→ **Exercise task**: Reproduce each line exactly. Skip none.
══ Provided records ══
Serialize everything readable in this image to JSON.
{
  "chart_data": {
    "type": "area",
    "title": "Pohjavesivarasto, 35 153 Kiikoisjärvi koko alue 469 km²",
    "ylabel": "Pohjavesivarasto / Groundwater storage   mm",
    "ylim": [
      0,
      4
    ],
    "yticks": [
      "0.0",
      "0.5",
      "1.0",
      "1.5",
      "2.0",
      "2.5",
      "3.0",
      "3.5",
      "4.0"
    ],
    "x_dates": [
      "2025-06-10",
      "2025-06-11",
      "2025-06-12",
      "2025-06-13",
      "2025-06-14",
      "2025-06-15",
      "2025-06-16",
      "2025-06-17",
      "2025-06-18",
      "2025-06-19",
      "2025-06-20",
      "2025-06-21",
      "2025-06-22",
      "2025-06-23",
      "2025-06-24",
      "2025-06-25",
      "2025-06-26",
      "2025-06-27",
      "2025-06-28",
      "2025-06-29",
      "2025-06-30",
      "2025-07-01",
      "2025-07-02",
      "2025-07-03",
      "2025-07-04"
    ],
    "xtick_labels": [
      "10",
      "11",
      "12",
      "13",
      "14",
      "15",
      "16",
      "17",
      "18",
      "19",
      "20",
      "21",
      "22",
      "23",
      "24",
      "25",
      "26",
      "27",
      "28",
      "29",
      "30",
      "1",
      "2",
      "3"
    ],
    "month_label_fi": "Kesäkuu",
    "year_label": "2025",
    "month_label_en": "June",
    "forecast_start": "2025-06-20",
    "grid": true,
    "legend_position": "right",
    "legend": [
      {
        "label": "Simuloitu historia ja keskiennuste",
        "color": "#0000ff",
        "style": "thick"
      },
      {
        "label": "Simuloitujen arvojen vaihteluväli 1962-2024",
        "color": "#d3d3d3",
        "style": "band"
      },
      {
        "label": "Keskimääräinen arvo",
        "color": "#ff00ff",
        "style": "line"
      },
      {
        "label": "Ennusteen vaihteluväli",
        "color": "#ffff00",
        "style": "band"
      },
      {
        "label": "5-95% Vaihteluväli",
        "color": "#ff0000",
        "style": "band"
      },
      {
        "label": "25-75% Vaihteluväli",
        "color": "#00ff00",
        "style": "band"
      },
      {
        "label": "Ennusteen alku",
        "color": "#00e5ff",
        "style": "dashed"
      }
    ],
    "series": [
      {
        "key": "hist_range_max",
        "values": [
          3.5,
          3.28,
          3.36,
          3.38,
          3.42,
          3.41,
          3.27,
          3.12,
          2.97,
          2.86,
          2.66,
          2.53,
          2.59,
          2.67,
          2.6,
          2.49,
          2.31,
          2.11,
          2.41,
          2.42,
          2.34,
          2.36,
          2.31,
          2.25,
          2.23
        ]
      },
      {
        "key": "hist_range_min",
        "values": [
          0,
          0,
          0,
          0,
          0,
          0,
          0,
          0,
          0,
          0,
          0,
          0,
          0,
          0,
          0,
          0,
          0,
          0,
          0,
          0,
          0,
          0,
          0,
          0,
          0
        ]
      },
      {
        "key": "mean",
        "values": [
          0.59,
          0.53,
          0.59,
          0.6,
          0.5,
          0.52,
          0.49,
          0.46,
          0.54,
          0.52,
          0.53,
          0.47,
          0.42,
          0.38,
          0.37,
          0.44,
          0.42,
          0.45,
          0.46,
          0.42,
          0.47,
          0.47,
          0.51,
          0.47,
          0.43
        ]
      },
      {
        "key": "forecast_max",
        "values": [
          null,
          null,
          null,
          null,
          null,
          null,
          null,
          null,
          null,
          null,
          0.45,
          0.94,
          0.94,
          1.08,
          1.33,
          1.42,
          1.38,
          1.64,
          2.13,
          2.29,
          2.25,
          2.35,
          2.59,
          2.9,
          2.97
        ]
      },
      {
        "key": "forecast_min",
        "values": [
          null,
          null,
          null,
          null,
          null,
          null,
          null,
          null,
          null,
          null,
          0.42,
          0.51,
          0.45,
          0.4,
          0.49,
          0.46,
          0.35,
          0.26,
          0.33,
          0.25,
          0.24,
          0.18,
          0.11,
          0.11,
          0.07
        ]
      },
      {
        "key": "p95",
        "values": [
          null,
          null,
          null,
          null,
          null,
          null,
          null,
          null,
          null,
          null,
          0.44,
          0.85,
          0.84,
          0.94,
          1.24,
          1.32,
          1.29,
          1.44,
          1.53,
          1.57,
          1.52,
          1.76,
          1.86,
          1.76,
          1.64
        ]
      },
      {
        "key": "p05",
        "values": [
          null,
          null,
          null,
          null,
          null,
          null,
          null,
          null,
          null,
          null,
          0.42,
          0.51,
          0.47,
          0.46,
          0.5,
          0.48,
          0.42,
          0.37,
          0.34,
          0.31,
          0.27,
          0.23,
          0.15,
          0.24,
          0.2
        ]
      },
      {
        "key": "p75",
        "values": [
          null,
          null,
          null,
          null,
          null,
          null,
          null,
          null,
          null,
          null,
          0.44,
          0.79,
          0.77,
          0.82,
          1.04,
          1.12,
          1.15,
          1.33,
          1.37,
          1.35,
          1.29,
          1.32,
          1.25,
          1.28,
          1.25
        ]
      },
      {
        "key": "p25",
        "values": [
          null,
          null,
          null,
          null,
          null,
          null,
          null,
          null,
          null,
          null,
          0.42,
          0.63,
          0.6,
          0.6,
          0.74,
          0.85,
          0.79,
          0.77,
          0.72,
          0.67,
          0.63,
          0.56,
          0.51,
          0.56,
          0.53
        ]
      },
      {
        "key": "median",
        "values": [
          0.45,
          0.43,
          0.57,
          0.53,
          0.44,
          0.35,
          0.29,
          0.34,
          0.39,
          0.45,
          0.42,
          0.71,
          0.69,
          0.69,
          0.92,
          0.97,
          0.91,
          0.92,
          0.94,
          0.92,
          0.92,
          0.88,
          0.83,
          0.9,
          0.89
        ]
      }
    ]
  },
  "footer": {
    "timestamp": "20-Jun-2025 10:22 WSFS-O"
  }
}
═══
→ **Correct output**:
Serialize everything readable in this image to JSON.
{
  "chart_data": {
    "type": "area",
    "title": "Pohjavesivarasto, 35 153 Kiikoisjärvi koko alue 469 km²",
    "ylabel": "Pohjavesivarasto / Groundwater storage   mm",
    "ylim": [
      0,
      4
    ],
    "yticks": [
      "0.0",
      "0.5",
      "1.0",
      "1.5",
      "2.0",
      "2.5",
      "3.0",
      "3.5",
      "4.0"
    ],
    "x_dates": [
      "2025-06-10",
      "2025-06-11",
      "2025-06-12",
      "2025-06-13",
      "2025-06-14",
      "2025-06-15",
      "2025-06-16",
      "2025-06-17",
      "2025-06-18",
      "2025-06-19",
      "2025-06-20",
      "2025-06-21",
      "2025-06-22",
      "2025-06-23",
      "2025-06-24",
      "2025-06-25",
      "2025-06-26",
      "2025-06-27",
      "2025-06-28",
      "2025-06-29",
      "2025-06-30",
      "2025-07-01",
      "2025-07-02",
      "2025-07-03",
      "2025-07-04"
    ],
    "xtick_labels": [
      "10",
      "11",
      "12",
      "13",
      "14",
      "15",
      "16",
      "17",
      "18",
      "19",
      "20",
      "21",
      "22",
      "23",
      "24",
      "25",
      "26",
      "27",
      "28",
      "29",
      "30",
      "1",
      "2",
      "3"
    ],
    "month_label_fi": "Kesäkuu",
    "year_label": "2025",
    "month_label_en": "June",
    "forecast_start": "2025-06-20",
    "grid": true,
    "legend_position": "right",
    "legend": [
      {
        "label": "Simuloitu historia ja keskiennuste",
        "color": "#0000ff",
        "style": "thick"
      },
      {
        "label": "Simuloitujen arvojen vaihteluväli 1962-2024",
        "color": "#d3d3d3",
        "style": "band"
      },
      {
        "label": "Keskimääräinen arvo",
        "color": "#ff00ff",
        "style": "line"
      },
      {
        "label": "Ennusteen vaihteluväli",
        "color": "#ffff00",
        "style": "band"
      },
      {
        "label": "5-95% Vaihteluväli",
        "color": "#ff0000",
        "style": "band"
      },
      {
        "label": "25-75% Vaihteluväli",
        "color": "#00ff00",
        "style": "band"
      },
      {
        "label": "Ennusteen alku",
        "color": "#00e5ff",
        "style": "dashed"
      }
    ],
    "series": [
      {
        "key": "hist_range_max",
        "values": [
          3.5,
          3.28,
          3.36,
          3.38,
          3.42,
          3.41,
          3.27,
          3.12,
          2.97,
          2.86,
          2.66,
          2.53,
          2.59,
          2.67,
          2.6,
          2.49,
          2.31,
          2.11,
          2.41,
          2.42,
          2.34,
          2.36,
          2.31,
          2.25,
          2.23
        ]
      },
      {
        "key": "hist_range_min",
        "values": [
          0,
          0,
          0,
          0,
          0,
          0,
          0,
          0,
          0,
          0,
          0,
          0,
          0,
          0,
          0,
          0,
          0,
          0,
          0,
          0,
          0,
          0,
          0,
          0,
          0
        ]
      },
      {
        "key": "mean",
        "values": [
          0.59,
          0.53,
          0.59,
          0.6,
          0.5,
          0.52,
          0.49,
          0.46,
          0.54,
          0.52,
          0.53,
          0.47,
          0.42,
          0.38,
          0.37,
          0.44,
          0.42,
          0.45,
          0.46,
          0.42,
          0.47,
          0.47,
          0.51,
          0.47,
          0.43
        ]
      },
      {
        "key": "forecast_max",
        "values": [
          null,
          null,
          null,
          null,
          null,
          null,
          null,
          null,
          null,
          null,
          0.45,
          0.94,
          0.94,
          1.08,
          1.33,
          1.42,
          1.38,
          1.64,
          2.13,
          2.29,
          2.25,
          2.35,
          2.59,
          2.9,
          2.97
        ]
      },
      {
        "key": "forecast_min",
        "values": [
          null,
          null,
          null,
          null,
          null,
          null,
          null,
          null,
          null,
          null,
          0.42,
          0.51,
          0.45,
          0.4,
          0.49,
          0.46,
          0.35,
          0.26,
          0.33,
          0.25,
          0.24,
          0.18,
          0.11,
          0.11,
          0.07
        ]
      },
      {
        "key": "p95",
        "values": [
          null,
          null,
          null,
          null,
          null,
          null,
          null,
          null,
          null,
          null,
          0.44,
          0.85,
          0.84,
          0.94,
          1.24,
          1.32,
          1.29,
          1.44,
          1.53,
          1.57,
          1.52,
          1.76,
          1.86,
          1.76,
          1.64
        ]
      },
      {
        "key": "p05",
        "values": [
          null,
          null,
          null,
          null,
          null,
          null,
          null,
          null,
          null,
          null,
          0.42,
          0.51,
          0.47,
          0.46,
          0.5,
          0.48,
          0.42,
          0.37,
          0.34,
          0.31,
          0.27,
          0.23,
          0.15,
          0.24,
          0.2
        ]
      },
      {
        "key": "p75",
        "values": [
          null,
          null,
          null,
          null,
          null,
          null,
          null,
          null,
          null,
          null,
          0.44,
          0.79,
          0.77,
          0.82,
          1.04,
          1.12,
          1.15,
          1.33,
          1.37,
          1.35,
          1.29,
          1.32,
          1.25,
          1.28,
          1.25
        ]
      },
      {
        "key": "p25",
        "values": [
          null,
          null,
          null,
          null,
          null,
          null,
          null,
          null,
          null,
          null,
          0.42,
          0.63,
          0.6,
          0.6,
          0.74,
          0.85,
          0.79,
          0.77,
          0.72,
          0.67,
          0.63,
          0.56,
          0.51,
          0.56,
          0.53
        ]
      },
      {
        "key": "median",
        "values": [
          0.45,
          0.43,
          0.57,
          0.53,
          0.44,
          0.35,
          0.29,
          0.34,
          0.39,
          0.45,
          0.42,
          0.71,
          0.69,
          0.69,
          0.92,
          0.97,
          0.91,
          0.92,
          0.94,
          0.92,
          0.92,
          0.88,
          0.83,
          0.9,
          0.89
        ]
      }
    ]
  },
  "footer": {
    "timestamp": "20-Jun-2025 10:22 WSFS-O"
  }
}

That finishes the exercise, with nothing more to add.